▸ Brief: From the listing below, extract every line in which the word "solo" appears.

▸ Data shown:
------------------------------------------------

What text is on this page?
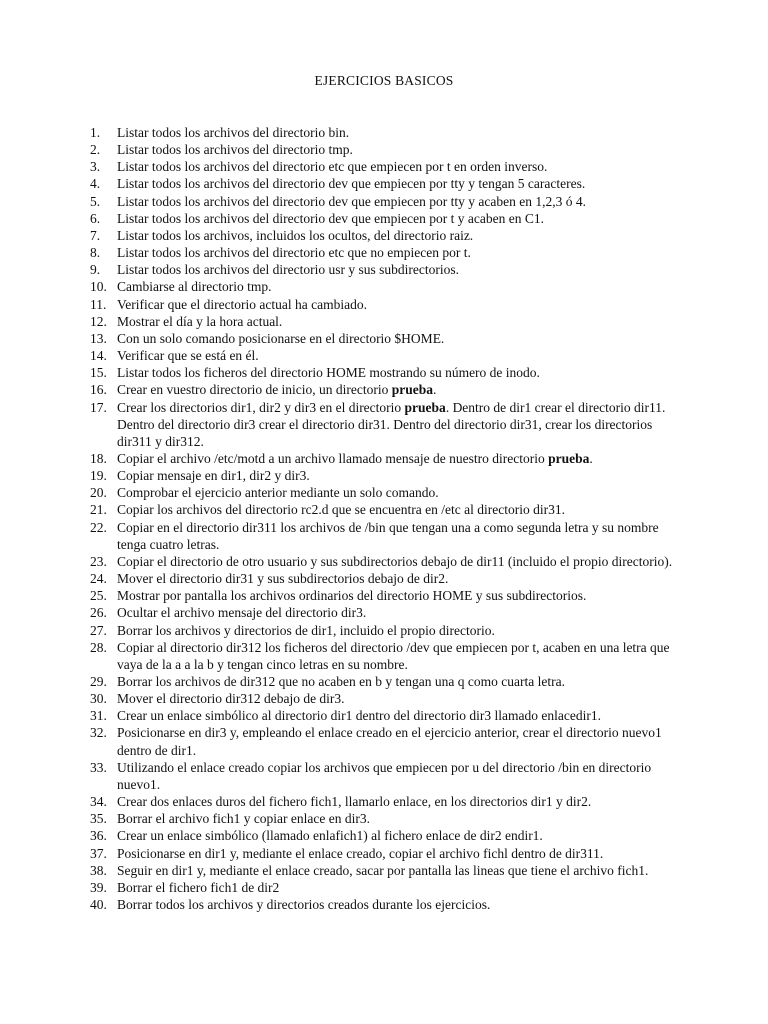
EJERCICIOS BASICOS
1.	Listar todos los archivos del directorio bin.
2.	Listar todos los archivos del directorio tmp.
3.	Listar todos los archivos del directorio etc que empiecen por t en orden inverso.
4.	Listar todos los archivos del directorio dev que empiecen por tty y tengan 5 caracteres.
5.	Listar todos los archivos del directorio dev que empiecen por tty y acaben en 1,2,3 ó 4.
6.	Listar todos los archivos del directorio dev que empiecen por t y acaben en C1.
7.	Listar todos los archivos, incluidos los ocultos, del directorio raiz.
8.	Listar todos los archivos del directorio etc que no empiecen por t.
9.	Listar todos los archivos del directorio usr y sus subdirectorios.
10. Cambiarse al directorio tmp.
11. Verificar que el directorio actual ha cambiado.
12. Mostrar el día y la hora actual.
13. Con un solo comando posicionarse en el directorio $HOME.
14. Verificar que se está en él.
15. Listar todos los ficheros del directorio HOME mostrando su número de inodo.
16. Crear en vuestro directorio de inicio, un directorio prueba.
17. Crear los directorios dir1, dir2 y dir3 en el directorio prueba. Dentro de dir1 crear el directorio dir11. Dentro del directorio dir3 crear el directorio dir31. Dentro del directorio dir31, crear los directorios dir311 y dir312.
18. Copiar el archivo /etc/motd a un archivo llamado mensaje de nuestro directorio prueba.
19. Copiar mensaje en dir1, dir2 y dir3.
20. Comprobar el ejercicio anterior mediante un solo comando.
21. Copiar los archivos del directorio rc2.d que se encuentra en /etc al directorio dir31.
22. Copiar en el directorio dir311 los archivos de /bin que tengan una a como segunda letra y su nombre tenga cuatro letras.
23. Copiar el directorio de otro usuario y sus subdirectorios debajo de dir11 (incluido el propio directorio).
24. Mover el directorio dir31 y sus subdirectorios debajo de dir2.
25. Mostrar por pantalla los archivos ordinarios del directorio HOME y sus subdirectorios.
26. Ocultar el archivo mensaje del directorio dir3.
27. Borrar los archivos y directorios de dir1, incluido el propio directorio.
28. Copiar al directorio dir312 los ficheros del directorio /dev que empiecen por t, acaben en una letra que vaya de la a a la b y tengan cinco letras en su nombre.
29. Borrar los archivos de dir312 que no acaben en b y tengan una q como cuarta letra.
30. Mover el directorio dir312 debajo de dir3.
31. Crear un enlace simbólico al directorio dir1 dentro del directorio dir3 llamado enlacedir1.
32. Posicionarse en dir3 y, empleando el enlace creado en el ejercicio anterior, crear el directorio nuevo1 dentro de dir1.
33. Utilizando el enlace creado copiar los archivos que empiecen por u del directorio /bin en directorio nuevo1.
34. Crear dos enlaces duros del fichero fich1, llamarlo enlace, en los directorios dir1 y dir2.
35. Borrar el archivo fich1 y copiar enlace en dir3.
36. Crear un enlace simbólico (llamado enlafich1) al fichero enlace de dir2 endir1.
37. Posicionarse en dir1 y, mediante el enlace creado, copiar el archivo fichl dentro de dir311.
38. Seguir en dir1 y, mediante el enlace creado, sacar por pantalla las lineas que tiene el archivo fich1.
39. Borrar el fichero fich1 de dir2
40. Borrar todos los archivos y directorios creados durante los ejercicios.
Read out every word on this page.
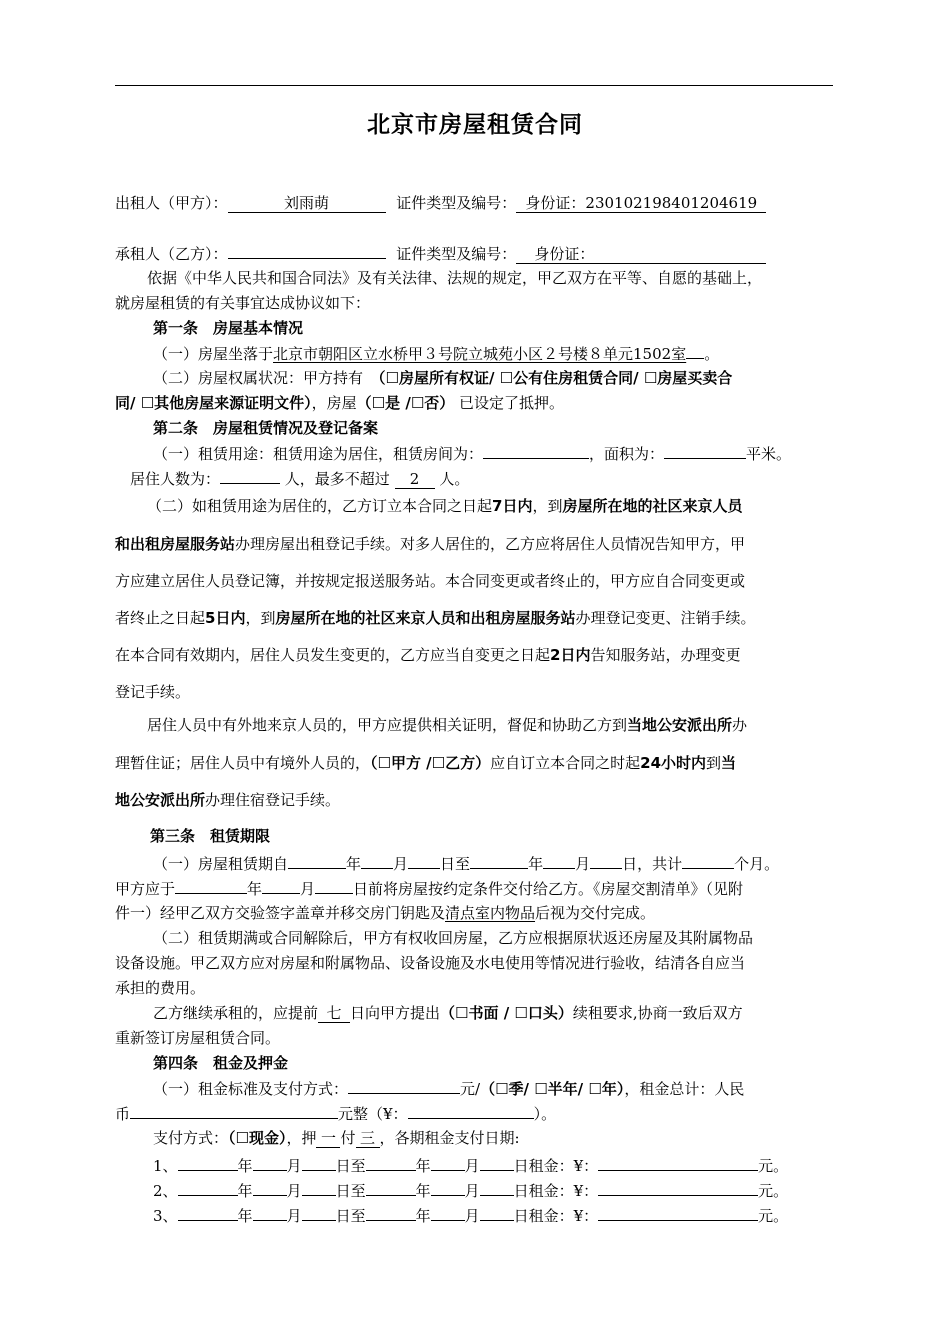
北京市房屋租赁合同
出租人（甲方）：	刘雨萌	证件类型及编号： 身份证：230102198401204619
承租人（乙方）：	证件类型及编号： 身份证：
依据《中华人民共和国合同法》及有关法律、法规的规定，甲乙双方在平等、自愿的基础上，
就房屋租赁的有关事宜达成协议如下：
第一条　房屋基本情况
（一）房屋坐落于北京市朝阳区立水桥甲３号院立城苑小区２号楼８单元1502室 。
（二）房屋权属状况：甲方持有　（☐房屋所有权证/ ☐公有住房租赁合同/ ☐房屋买卖合
同/ ☐其他房屋来源证明文件），房屋（☐是 /☐否） 已设定了抵押。
第二条　房屋租赁情况及登记备案
（一）租赁用途：租赁用途为居住，租赁房间为：	，面积为：	平米。
居住人数为：	人，最多不超过 2 人。
（二）如租赁用途为居住的，乙方订立本合同之日起7日内，到房屋所在地的社区来京人员
和出租房屋服务站办理房屋出租登记手续。对多人居住的，乙方应将居住人员情况告知甲方，甲
方应建立居住人员登记簿，并按规定报送服务站。本合同变更或者终止的，甲方应自合同变更或
者终止之日起5日内，到房屋所在地的社区来京人员和出租房屋服务站办理登记变更、注销手续。
在本合同有效期内，居住人员发生变更的，乙方应当自变更之日起2日内告知服务站，办理变更
登记手续。
居住人员中有外地来京人员的，甲方应提供相关证明，督促和协助乙方到当地公安派出所办
理暂住证；居住人员中有境外人员的，（☐甲方 /☐乙方）应自订立本合同之时起24小时内到当
地公安派出所办理住宿登记手续。
第三条　租赁期限
（一）房屋租赁期自	年 月 日至	年 月 日，共计	个月。
甲方应于	年	月	日前将房屋按约定条件交付给乙方。《房屋交割清单》（见附
件一）经甲乙双方交验签字盖章并移交房门钥匙及清点室内物品后视为交付完成。
（二）租赁期满或合同解除后，甲方有权收回房屋，乙方应根据原状返还房屋及其附属物品
设备设施。甲乙双方应对房屋和附属物品、设备设施及水电使用等情况进行验收，结清各自应当
承担的费用。
乙方继续承租的，应提前 七 日向甲方提出（☐书面 / ☐口头）续租要求,协商一致后双方
重新签订房屋租赁合同。
第四条　租金及押金
（一）租金标准及支付方式：	元/（☐季/ ☐半年/ ☐年），租金总计：人民
币	元整（¥：	）。
支付方式：（☐现金），押 一 付 三 ，各期租金支付日期:
1、	年 月 日至	年 月 日租金：¥：	元。
2、	年 月 日至	年 月 日租金：¥：	元。
3、	年 月 日至	年 月 日租金：¥：	元。
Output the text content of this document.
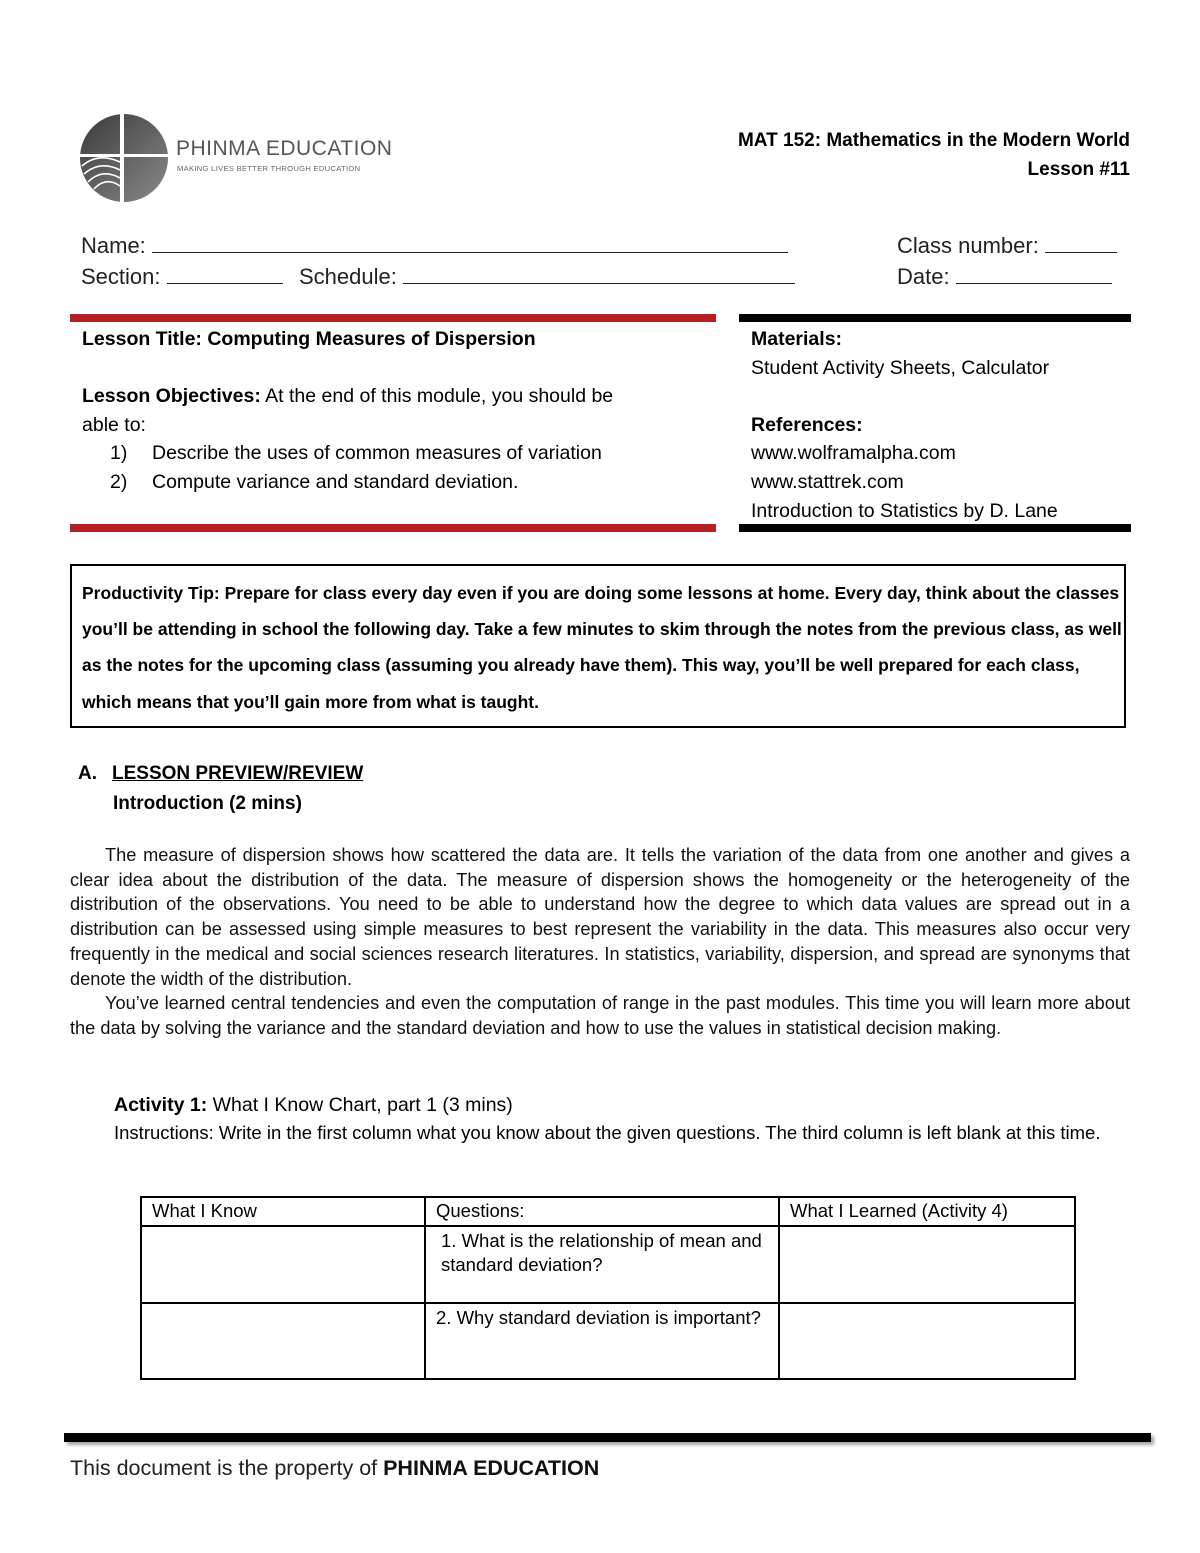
PHINMA EDUCATION
MAKING LIVES BETTER THROUGH EDUCATION
MAT 152: Mathematics in the Modern World
Lesson #11
Name:	Class number:
Section:	Schedule:	Date:
Lesson Title: Computing Measures of Dispersion

Lesson Objectives: At the end of this module, you should be
able to:
1)	Describe the uses of common measures of variation
2)	Compute variance and standard deviation.
Materials:
Student Activity Sheets, Calculator

References:
www.wolframalpha.com
www.stattrek.com
Introduction to Statistics by D. Lane
Productivity Tip: Prepare for class every day even if you are doing some lessons at home. Every day, think about the classes you’ll be attending in school the following day. Take a few minutes to skim through the notes from the previous class, as well as the notes for the upcoming class (assuming you already have them). This way, you’ll be well prepared for each class, which means that you’ll gain more from what is taught.
A. LESSON PREVIEW/REVIEW
Introduction (2 mins)
The measure of dispersion shows how scattered the data are. It tells the variation of the data from one another and gives a clear idea about the distribution of the data. The measure of dispersion shows the homogeneity or the heterogeneity of the distribution of the observations. You need to be able to understand how the degree to which data values are spread out in a distribution can be assessed using simple measures to best represent the variability in the data. This measures also occur very frequently in the medical and social sciences research literatures. In statistics, variability, dispersion, and spread are synonyms that denote the width of the distribution.
You’ve learned central tendencies and even the computation of range in the past modules. This time you will learn more about the data by solving the variance and the standard deviation and how to use the values in statistical decision making.
Activity 1: What I Know Chart, part 1 (3 mins)
Instructions: Write in the first column what you know about the given questions. The third column is left blank at this time.
What I Know	Questions:	What I Learned (Activity 4)
	1. What is the relationship of mean and standard deviation?	
	2. Why standard deviation is important?	
This document is the property of PHINMA EDUCATION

------------------------------------------------

▸ Expected answer:
13. Con un solo comando posicionarse en el directorio $HOME.
20. Comprobar el ejercicio anterior mediante un solo comando.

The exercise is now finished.